TASK PROMPT: Print each line exactly as it is given.

Data entries:
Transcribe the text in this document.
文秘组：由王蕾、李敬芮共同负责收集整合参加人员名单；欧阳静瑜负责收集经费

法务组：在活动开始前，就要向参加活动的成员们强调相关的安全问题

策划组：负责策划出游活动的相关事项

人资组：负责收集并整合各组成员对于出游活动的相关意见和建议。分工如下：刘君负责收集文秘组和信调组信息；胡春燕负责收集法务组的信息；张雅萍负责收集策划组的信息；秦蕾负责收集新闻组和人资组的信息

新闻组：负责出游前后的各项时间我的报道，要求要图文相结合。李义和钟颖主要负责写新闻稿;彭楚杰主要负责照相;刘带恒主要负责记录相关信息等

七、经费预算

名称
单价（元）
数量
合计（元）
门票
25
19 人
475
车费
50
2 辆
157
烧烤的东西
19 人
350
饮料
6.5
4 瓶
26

WORKED SOLUTION:
Transcribe the text in this document.
文秘组：由王蕾、李敬芮共同负责收集整合参加人员名单；欧阳静瑜负责收集经费

法务组：在活动开始前，就要向参加活动的成员们强调相关的安全问题

策划组：负责策划出游活动的相关事项

人资组：负责收集并整合各组成员对于出游活动的相关意见和建议。分工如下：刘君负责收集文秘组和信调组信息；胡春燕负责收集法务组的信息；张雅萍负责收集策划组的信息；秦蕾负责收集新闻组和人资组的信息

新闻组：负责出游前后的各项时间我的报道，要求要图文相结合。李义和钟颖主要负责写新闻稿;彭楚杰主要负责照相;刘带恒主要负责记录相关信息等

七、经费预算

名称
单价（元）
数量
合计（元）
门票
25
19 人
475
车费
50
2 辆
157
烧烤的东西
19 人
350
饮料
6.5
4 瓶
26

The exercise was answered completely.